Output the material beneath exactly, leaving nothing out.
──────────
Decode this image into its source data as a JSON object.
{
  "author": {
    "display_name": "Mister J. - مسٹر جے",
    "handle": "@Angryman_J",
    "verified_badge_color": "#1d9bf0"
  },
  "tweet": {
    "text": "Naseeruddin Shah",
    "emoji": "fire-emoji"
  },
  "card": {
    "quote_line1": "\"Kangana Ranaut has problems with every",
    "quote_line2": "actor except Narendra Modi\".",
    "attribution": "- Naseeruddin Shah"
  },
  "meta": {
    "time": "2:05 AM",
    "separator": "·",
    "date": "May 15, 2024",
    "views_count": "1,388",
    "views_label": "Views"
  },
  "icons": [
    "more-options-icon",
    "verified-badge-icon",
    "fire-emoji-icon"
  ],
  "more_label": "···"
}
──────────
* [THE SOLUTION]
Decode this image into its source data as a JSON object.
{
  "author": {
    "display_name": "Mister J. - مسٹر جے",
    "handle": "@Angryman_J",
    "verified_badge_color": "#1d9bf0"
  },
  "tweet": {
    "text": "Naseeruddin Shah",
    "emoji": "fire-emoji"
  },
  "card": {
    "quote_line1": "\"Kangana Ranaut has problems with every",
    "quote_line2": "actor except Narendra Modi\".",
    "attribution": "- Naseeruddin Shah"
  },
  "meta": {
    "time": "2:05 AM",
    "separator": "·",
    "date": "May 15, 2024",
    "views_count": "1,388",
    "views_label": "Views"
  },
  "icons": [
    "more-options-icon",
    "verified-badge-icon",
    "fire-emoji-icon"
  ],
  "more_label": "···"
}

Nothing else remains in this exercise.